— begin Records for processing —
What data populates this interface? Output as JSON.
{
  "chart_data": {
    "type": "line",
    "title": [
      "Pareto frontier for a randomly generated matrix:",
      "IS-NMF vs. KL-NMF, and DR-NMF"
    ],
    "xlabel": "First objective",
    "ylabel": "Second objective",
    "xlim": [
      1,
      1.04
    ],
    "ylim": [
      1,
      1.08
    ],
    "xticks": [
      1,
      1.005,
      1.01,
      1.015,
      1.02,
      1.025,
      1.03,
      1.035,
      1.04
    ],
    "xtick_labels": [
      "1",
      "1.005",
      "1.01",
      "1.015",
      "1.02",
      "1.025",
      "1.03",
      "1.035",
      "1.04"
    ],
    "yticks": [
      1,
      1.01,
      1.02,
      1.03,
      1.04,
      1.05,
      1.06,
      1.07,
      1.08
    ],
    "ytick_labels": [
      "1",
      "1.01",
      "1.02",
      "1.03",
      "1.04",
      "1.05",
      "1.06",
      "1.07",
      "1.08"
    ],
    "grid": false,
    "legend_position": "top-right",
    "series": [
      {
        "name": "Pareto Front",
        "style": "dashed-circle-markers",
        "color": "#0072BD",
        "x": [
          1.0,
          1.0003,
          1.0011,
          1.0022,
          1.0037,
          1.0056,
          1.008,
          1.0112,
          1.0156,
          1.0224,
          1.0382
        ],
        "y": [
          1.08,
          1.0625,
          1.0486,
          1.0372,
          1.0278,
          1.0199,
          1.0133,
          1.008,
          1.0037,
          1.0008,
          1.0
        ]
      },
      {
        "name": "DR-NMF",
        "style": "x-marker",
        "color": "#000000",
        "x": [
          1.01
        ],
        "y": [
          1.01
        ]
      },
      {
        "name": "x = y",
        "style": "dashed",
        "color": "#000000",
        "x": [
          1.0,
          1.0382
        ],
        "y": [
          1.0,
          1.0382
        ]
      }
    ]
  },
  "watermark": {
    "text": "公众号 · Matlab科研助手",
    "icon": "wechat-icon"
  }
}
— end Records for processing —
## Exercise description
Which lines in the records above contain the string "name"? Copy each one.

## Solution to this problem
        "name": "Pareto Front",
        "name": "DR-NMF",
        "name": "x = y",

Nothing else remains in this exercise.